Work instructions - Each line that holds the word "WISBECH" counts once. Give the total number of such lines and nothing else.

┄┄┄┄┄┄┄┄┄┄

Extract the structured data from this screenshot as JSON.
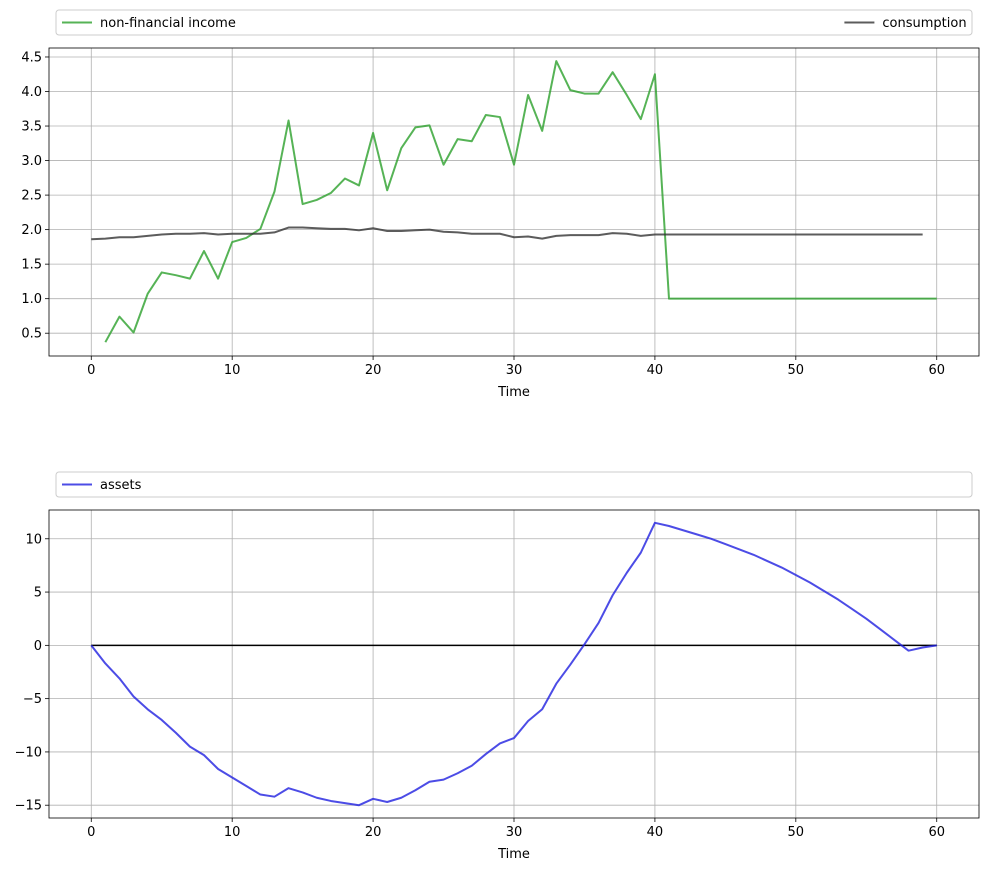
{
  "chart_data": [
    {
      "type": "line",
      "xlabel": "Time",
      "ylabel": "",
      "xlim": [
        -3,
        63
      ],
      "ylim": [
        0.17,
        4.63
      ],
      "xticks": [
        0,
        10,
        20,
        30,
        40,
        50,
        60
      ],
      "yticks": [
        0.5,
        1.0,
        1.5,
        2.0,
        2.5,
        3.0,
        3.5,
        4.0,
        4.5
      ],
      "ytick_labels": [
        "0.5",
        "1.0",
        "1.5",
        "2.0",
        "2.5",
        "3.0",
        "3.5",
        "4.0",
        "4.5"
      ],
      "grid": true,
      "legend_position": "top",
      "series": [
        {
          "name": "non-financial income",
          "color": "#2ca02c",
          "x": [
            1,
            2,
            3,
            4,
            5,
            6,
            7,
            8,
            9,
            10,
            11,
            12,
            13,
            14,
            15,
            16,
            17,
            18,
            19,
            20,
            21,
            22,
            23,
            24,
            25,
            26,
            27,
            28,
            29,
            30,
            31,
            32,
            33,
            34,
            35,
            36,
            37,
            38,
            39,
            40,
            41,
            42,
            43,
            44,
            45,
            46,
            47,
            48,
            49,
            50,
            51,
            52,
            53,
            54,
            55,
            56,
            57,
            58,
            59,
            60
          ],
          "y": [
            0.37,
            0.74,
            0.51,
            1.07,
            1.38,
            1.34,
            1.29,
            1.69,
            1.29,
            1.82,
            1.88,
            2.01,
            2.55,
            3.58,
            2.37,
            2.43,
            2.53,
            2.74,
            2.64,
            3.4,
            2.57,
            3.18,
            3.48,
            3.51,
            2.94,
            3.31,
            3.28,
            3.66,
            3.63,
            2.94,
            3.95,
            3.43,
            4.44,
            4.02,
            3.97,
            3.97,
            4.28,
            3.95,
            3.6,
            4.25,
            1.0,
            1.0,
            1.0,
            1.0,
            1.0,
            1.0,
            1.0,
            1.0,
            1.0,
            1.0,
            1.0,
            1.0,
            1.0,
            1.0,
            1.0,
            1.0,
            1.0,
            1.0,
            1.0,
            1.0
          ]
        },
        {
          "name": "consumption",
          "color": "#333333",
          "x": [
            0,
            1,
            2,
            3,
            4,
            5,
            6,
            7,
            8,
            9,
            10,
            11,
            12,
            13,
            14,
            15,
            16,
            17,
            18,
            19,
            20,
            21,
            22,
            23,
            24,
            25,
            26,
            27,
            28,
            29,
            30,
            31,
            32,
            33,
            34,
            35,
            36,
            37,
            38,
            39,
            40,
            41,
            42,
            43,
            44,
            45,
            46,
            47,
            48,
            49,
            50,
            51,
            52,
            53,
            54,
            55,
            56,
            57,
            58,
            59
          ],
          "y": [
            1.86,
            1.87,
            1.89,
            1.89,
            1.91,
            1.93,
            1.94,
            1.94,
            1.95,
            1.93,
            1.94,
            1.94,
            1.94,
            1.96,
            2.03,
            2.03,
            2.02,
            2.01,
            2.01,
            1.99,
            2.02,
            1.98,
            1.98,
            1.99,
            2.0,
            1.97,
            1.96,
            1.94,
            1.94,
            1.94,
            1.89,
            1.9,
            1.87,
            1.91,
            1.92,
            1.92,
            1.92,
            1.95,
            1.94,
            1.91,
            1.93,
            1.93,
            1.93,
            1.93,
            1.93,
            1.93,
            1.93,
            1.93,
            1.93,
            1.93,
            1.93,
            1.93,
            1.93,
            1.93,
            1.93,
            1.93,
            1.93,
            1.93,
            1.93,
            1.93
          ]
        }
      ]
    },
    {
      "type": "line",
      "xlabel": "Time",
      "ylabel": "",
      "xlim": [
        -3,
        63
      ],
      "ylim": [
        -16.2,
        12.7
      ],
      "xticks": [
        0,
        10,
        20,
        30,
        40,
        50,
        60
      ],
      "yticks": [
        -15,
        -10,
        -5,
        0,
        5,
        10
      ],
      "ytick_labels": [
        "−15",
        "−10",
        "−5",
        "0",
        "5",
        "10"
      ],
      "grid": true,
      "legend_position": "top",
      "zero_line": true,
      "series": [
        {
          "name": "assets",
          "color": "#1f1fe0",
          "x": [
            0,
            1,
            2,
            3,
            4,
            5,
            6,
            7,
            8,
            9,
            10,
            11,
            12,
            13,
            14,
            15,
            16,
            17,
            18,
            19,
            20,
            21,
            22,
            23,
            24,
            25,
            26,
            27,
            28,
            29,
            30,
            31,
            32,
            33,
            34,
            35,
            36,
            37,
            38,
            39,
            40,
            41,
            42,
            43,
            44,
            45,
            46,
            47,
            48,
            49,
            50,
            51,
            52,
            53,
            54,
            55,
            56,
            57,
            58,
            59,
            60
          ],
          "y": [
            0,
            -1.7,
            -3.1,
            -4.8,
            -6.0,
            -7.0,
            -8.2,
            -9.5,
            -10.3,
            -11.6,
            -12.4,
            -13.2,
            -14.0,
            -14.2,
            -13.4,
            -13.8,
            -14.3,
            -14.6,
            -14.8,
            -15.0,
            -14.4,
            -14.7,
            -14.3,
            -13.6,
            -12.8,
            -12.6,
            -12.0,
            -11.3,
            -10.2,
            -9.2,
            -8.7,
            -7.1,
            -6.0,
            -3.6,
            -1.8,
            0.1,
            2.1,
            4.7,
            6.8,
            8.7,
            11.5,
            11.2,
            10.8,
            10.4,
            10.0,
            9.5,
            9.0,
            8.5,
            7.9,
            7.3,
            6.6,
            5.9,
            5.1,
            4.3,
            3.4,
            2.5,
            1.5,
            0.5,
            -0.5,
            -0.2,
            0
          ]
        }
      ]
    }
  ]
}
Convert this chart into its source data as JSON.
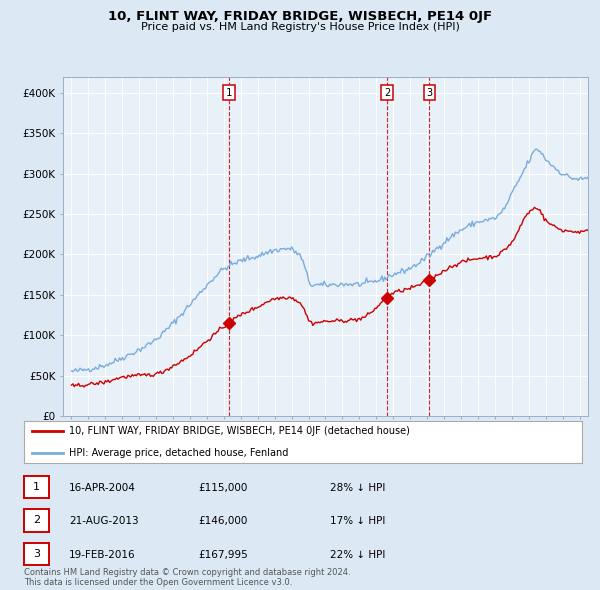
{
  "title": "10, FLINT WAY, FRIDAY BRIDGE, WISBECH, PE14 0JF",
  "subtitle": "Price paid vs. HM Land Registry's House Price Index (HPI)",
  "transactions": [
    {
      "num": 1,
      "date": "16-APR-2004",
      "date_x": 2004.29,
      "price": 115000,
      "pct": "28%",
      "marker_y": 115000
    },
    {
      "num": 2,
      "date": "21-AUG-2013",
      "date_x": 2013.63,
      "price": 146000,
      "pct": "17%",
      "marker_y": 146000
    },
    {
      "num": 3,
      "date": "19-FEB-2016",
      "date_x": 2016.13,
      "price": 167995,
      "pct": "22%",
      "marker_y": 167995
    }
  ],
  "legend_line1": "10, FLINT WAY, FRIDAY BRIDGE, WISBECH, PE14 0JF (detached house)",
  "legend_line2": "HPI: Average price, detached house, Fenland",
  "copyright_text": "Contains HM Land Registry data © Crown copyright and database right 2024.\nThis data is licensed under the Open Government Licence v3.0.",
  "hpi_color": "#7aaddc",
  "property_color": "#cc0000",
  "bg_color": "#dce9f5",
  "plot_bg": "#e8f0f8",
  "ylim": [
    0,
    420000
  ],
  "xlim": [
    1994.5,
    2025.5
  ],
  "hpi_anchors_t": [
    1995,
    1996,
    1997,
    1998,
    1999,
    2000,
    2001,
    2002,
    2003,
    2004,
    2005,
    2006,
    2007,
    2007.8,
    2008.5,
    2009.2,
    2010,
    2011,
    2012,
    2013,
    2014,
    2015,
    2016,
    2017,
    2018,
    2019,
    2020,
    2020.5,
    2021,
    2021.5,
    2022,
    2022.5,
    2023,
    2023.5,
    2024,
    2024.5,
    2025
  ],
  "hpi_anchors_v": [
    55000,
    58000,
    63000,
    72000,
    82000,
    95000,
    115000,
    138000,
    162000,
    182000,
    192000,
    198000,
    205000,
    207000,
    198000,
    162000,
    162000,
    163000,
    163000,
    167000,
    175000,
    183000,
    197000,
    215000,
    230000,
    240000,
    245000,
    255000,
    275000,
    295000,
    315000,
    330000,
    318000,
    308000,
    300000,
    295000,
    293000
  ],
  "prop_anchors_t": [
    1995,
    1996,
    1997,
    1998,
    1999,
    2000,
    2001,
    2002,
    2003,
    2004.29,
    2005,
    2006,
    2007,
    2007.8,
    2008.5,
    2009.2,
    2010,
    2011,
    2012,
    2013.63,
    2014,
    2015,
    2016.13,
    2017,
    2018,
    2019,
    2020,
    2021,
    2022,
    2022.5,
    2023,
    2023.5,
    2024,
    2025
  ],
  "prop_anchors_v": [
    37000,
    39000,
    42000,
    48000,
    50000,
    52000,
    62000,
    75000,
    93000,
    115000,
    125000,
    135000,
    145000,
    147000,
    140000,
    115000,
    117000,
    118000,
    120000,
    146000,
    152000,
    158000,
    167995,
    180000,
    190000,
    195000,
    198000,
    215000,
    252000,
    258000,
    242000,
    235000,
    230000,
    228000
  ],
  "yticks": [
    0,
    50000,
    100000,
    150000,
    200000,
    250000,
    300000,
    350000,
    400000
  ],
  "ytick_labels": [
    "£0",
    "£50K",
    "£100K",
    "£150K",
    "£200K",
    "£250K",
    "£300K",
    "£350K",
    "£400K"
  ],
  "table_data": [
    [
      "1",
      "16-APR-2004",
      "£115,000",
      "28% ↓ HPI"
    ],
    [
      "2",
      "21-AUG-2013",
      "£146,000",
      "17% ↓ HPI"
    ],
    [
      "3",
      "19-FEB-2016",
      "£167,995",
      "22% ↓ HPI"
    ]
  ]
}
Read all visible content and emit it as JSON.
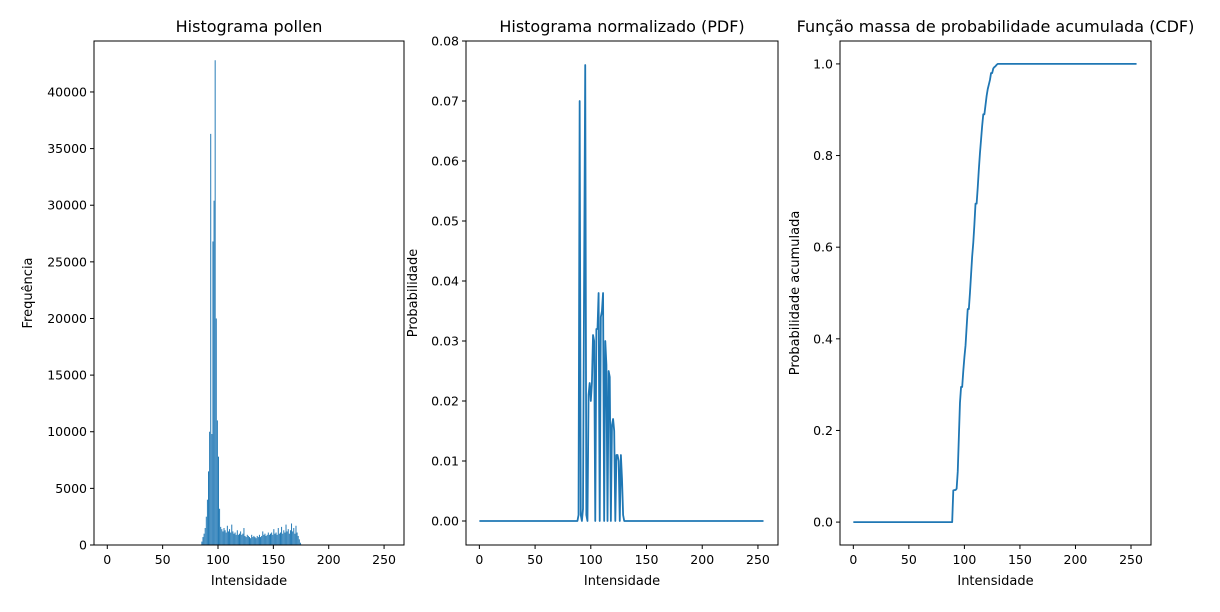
{
  "chart_data": [
    {
      "type": "bar",
      "title": "Histograma pollen",
      "xlabel": "Intensidade",
      "ylabel": "Frequência",
      "xlim": [
        -12,
        268
      ],
      "ylim": [
        0,
        44500
      ],
      "xticks": [
        0,
        50,
        100,
        150,
        200,
        250
      ],
      "yticks": [
        0,
        5000,
        10000,
        15000,
        20000,
        25000,
        30000,
        35000,
        40000
      ],
      "color": "#1f77b4",
      "x": [
        85,
        86,
        87,
        88,
        89,
        90,
        91,
        92,
        93,
        94,
        95,
        96,
        97,
        98,
        99,
        100,
        101,
        102,
        103,
        104,
        105,
        106,
        107,
        108,
        109,
        110,
        111,
        112,
        113,
        114,
        115,
        116,
        117,
        118,
        119,
        120,
        121,
        122,
        123,
        124,
        125,
        126,
        127,
        128,
        129,
        130,
        131,
        132,
        133,
        134,
        135,
        136,
        137,
        138,
        139,
        140,
        141,
        142,
        143,
        144,
        145,
        146,
        147,
        148,
        149,
        150,
        151,
        152,
        153,
        154,
        155,
        156,
        157,
        158,
        159,
        160,
        161,
        162,
        163,
        164,
        165,
        166,
        167,
        168,
        169,
        170,
        171,
        172,
        173,
        174,
        175
      ],
      "values": [
        300,
        700,
        1000,
        1500,
        2500,
        4000,
        6500,
        10000,
        36300,
        9800,
        26800,
        30400,
        42800,
        20000,
        11000,
        7800,
        3200,
        1600,
        1400,
        1200,
        1500,
        1300,
        1100,
        1700,
        1200,
        1400,
        1100,
        1800,
        1200,
        1000,
        1100,
        900,
        1300,
        900,
        1000,
        1200,
        900,
        1000,
        1500,
        800,
        700,
        900,
        800,
        700,
        600,
        900,
        700,
        800,
        700,
        600,
        800,
        700,
        900,
        700,
        800,
        1200,
        900,
        1000,
        800,
        900,
        1100,
        900,
        1000,
        1100,
        900,
        1400,
        1000,
        1100,
        900,
        1500,
        1000,
        1100,
        1600,
        1000,
        1300,
        1100,
        1800,
        1200,
        1400,
        1000,
        1300,
        1900,
        1200,
        1500,
        1000,
        1700,
        1100,
        800,
        500,
        200,
        50
      ]
    },
    {
      "type": "line",
      "title": "Histograma normalizado (PDF)",
      "xlabel": "Intensidade",
      "ylabel": "Probabilidade",
      "xlim": [
        -12,
        268
      ],
      "ylim": [
        -0.004,
        0.08
      ],
      "xticks": [
        0,
        50,
        100,
        150,
        200,
        250
      ],
      "yticks": [
        0.0,
        0.01,
        0.02,
        0.03,
        0.04,
        0.05,
        0.06,
        0.07,
        0.08
      ],
      "ytick_labels": [
        "0.00",
        "0.01",
        "0.02",
        "0.03",
        "0.04",
        "0.05",
        "0.06",
        "0.07",
        "0.08"
      ],
      "color": "#1f77b4",
      "x": [
        0,
        88,
        89,
        90,
        91,
        92,
        93,
        94,
        95,
        96,
        97,
        98,
        99,
        100,
        101,
        102,
        103,
        104,
        105,
        106,
        107,
        108,
        109,
        110,
        111,
        112,
        113,
        114,
        115,
        116,
        117,
        118,
        119,
        120,
        121,
        122,
        123,
        124,
        125,
        126,
        127,
        128,
        129,
        130,
        131,
        132,
        133,
        134,
        135,
        136,
        255
      ],
      "y": [
        0,
        0,
        0.001,
        0.07,
        0.001,
        0,
        0.002,
        0.04,
        0.076,
        0.001,
        0,
        0.021,
        0.023,
        0.02,
        0.023,
        0.031,
        0.03,
        0.0,
        0.032,
        0.032,
        0.038,
        0.0,
        0.034,
        0.035,
        0.038,
        0.0,
        0.03,
        0.026,
        0.0,
        0.025,
        0.024,
        0.0,
        0.016,
        0.017,
        0.015,
        0.0,
        0.011,
        0.011,
        0.01,
        0.0,
        0.011,
        0.007,
        0.001,
        0,
        0,
        0,
        0,
        0,
        0,
        0,
        0
      ]
    },
    {
      "type": "line",
      "title": "Função massa de probabilidade acumulada  (CDF)",
      "xlabel": "Intensidade",
      "ylabel": "Probabilidade acumulada",
      "xlim": [
        -12,
        268
      ],
      "ylim": [
        -0.05,
        1.05
      ],
      "xticks": [
        0,
        50,
        100,
        150,
        200,
        250
      ],
      "yticks": [
        0.0,
        0.2,
        0.4,
        0.6,
        0.8,
        1.0
      ],
      "ytick_labels": [
        "0.0",
        "0.2",
        "0.4",
        "0.6",
        "0.8",
        "1.0"
      ],
      "color": "#1f77b4",
      "x": [
        0,
        89,
        90,
        91,
        92,
        93,
        94,
        95,
        96,
        97,
        98,
        99,
        100,
        101,
        102,
        103,
        104,
        105,
        106,
        107,
        108,
        109,
        110,
        111,
        112,
        113,
        114,
        115,
        116,
        117,
        118,
        119,
        120,
        121,
        122,
        123,
        124,
        125,
        126,
        127,
        128,
        129,
        130,
        131,
        132,
        133,
        134,
        135,
        136,
        137,
        138,
        140,
        255
      ],
      "y": [
        0,
        0,
        0.069,
        0.07,
        0.07,
        0.073,
        0.11,
        0.185,
        0.26,
        0.295,
        0.295,
        0.33,
        0.36,
        0.385,
        0.425,
        0.465,
        0.465,
        0.5,
        0.54,
        0.58,
        0.61,
        0.65,
        0.695,
        0.695,
        0.73,
        0.77,
        0.805,
        0.835,
        0.865,
        0.89,
        0.89,
        0.91,
        0.93,
        0.945,
        0.955,
        0.965,
        0.98,
        0.98,
        0.99,
        0.993,
        0.995,
        0.998,
        1.0,
        1.0,
        1.0,
        1.0,
        1.0,
        1.0,
        1.0,
        1.0,
        1.0,
        1.0,
        1.0
      ]
    }
  ]
}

┄┄┄┄┄┄┄┄┄┄

Exercise solution - 2